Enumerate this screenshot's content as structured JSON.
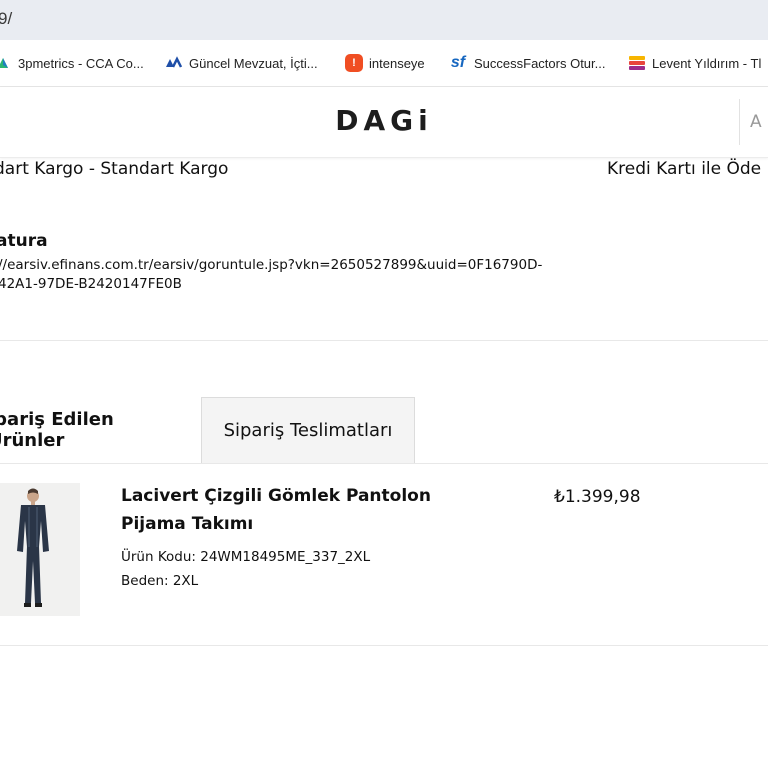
{
  "browser": {
    "url_fragment": "9/"
  },
  "bookmarks": [
    {
      "label": "3pmetrics - CCA Co...",
      "icon": "3pmetrics-icon"
    },
    {
      "label": "Güncel Mevzuat, İçti...",
      "icon": "mevzuat-icon"
    },
    {
      "label": "intenseye",
      "icon": "intenseye-icon"
    },
    {
      "label": "SuccessFactors Otur...",
      "icon": "successfactors-icon"
    },
    {
      "label": "Levent Yıldırım - Tl",
      "icon": "stack-icon"
    }
  ],
  "header": {
    "logo": "DAGi",
    "right_letter": "A"
  },
  "order": {
    "shipping": "dart Kargo - Standart Kargo",
    "payment": "Kredi Kartı ile Öde",
    "invoice_title": "atura",
    "invoice_link_line1": "//earsiv.efinans.com.tr/earsiv/goruntule.jsp?vkn=2650527899&uuid=0F16790D-",
    "invoice_link_line2": "42A1-97DE-B2420147FE0B"
  },
  "tabs": [
    {
      "label": "ipariş Edilen Ürünler",
      "active": true
    },
    {
      "label": "Sipariş Teslimatları",
      "active": false
    }
  ],
  "product": {
    "name_line1": "Lacivert Çizgili Gömlek Pantolon",
    "name_line2": "Pijama Takımı",
    "code": "Ürün Kodu: 24WM18495ME_337_2XL",
    "size": "Beden: 2XL",
    "price": "₺1.399,98"
  }
}
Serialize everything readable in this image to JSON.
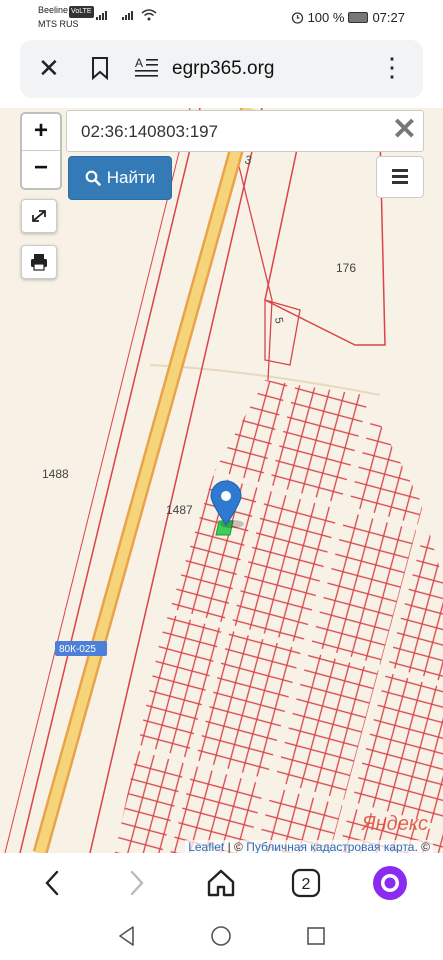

###

▸ WHAT YOU ARE ASKED TO DO: Leave out the pictures and give the rest of the records again exactly.

▸ SOLUTION FOR THIS PROBLEM:
Enumerate this screenshot's content as structured JSON.
{
  "browser": {
    "url_fragment": "9/"
  },
  "bookmarks": [
    {
      "label": "3pmetrics - CCA Co...",
      "icon": "3pmetrics-icon"
    },
    {
      "label": "Güncel Mevzuat, İçti...",
      "icon": "mevzuat-icon"
    },
    {
      "label": "intenseye",
      "icon": "intenseye-icon"
    },
    {
      "label": "SuccessFactors Otur...",
      "icon": "successfactors-icon"
    },
    {
      "label": "Levent Yıldırım - Tl",
      "icon": "stack-icon"
    }
  ],
  "header": {
    "logo": "DAGi",
    "right_letter": "A"
  },
  "order": {
    "shipping": "dart Kargo - Standart Kargo",
    "payment": "Kredi Kartı ile Öde",
    "invoice_title": "atura",
    "invoice_link_line1": "//earsiv.efinans.com.tr/earsiv/goruntule.jsp?vkn=2650527899&uuid=0F16790D-",
    "invoice_link_line2": "42A1-97DE-B2420147FE0B"
  },
  "tabs": [
    {
      "label": "ipariş Edilen Ürünler",
      "active": true
    },
    {
      "label": "Sipariş Teslimatları",
      "active": false
    }
  ],
  "product": {
    "name_line1": "Lacivert Çizgili Gömlek Pantolon",
    "name_line2": "Pijama Takımı",
    "code": "Ürün Kodu: 24WM18495ME_337_2XL",
    "size": "Beden: 2XL",
    "price": "₺1.399,98"
  }
}
Serialize everything readable in this image to JSON.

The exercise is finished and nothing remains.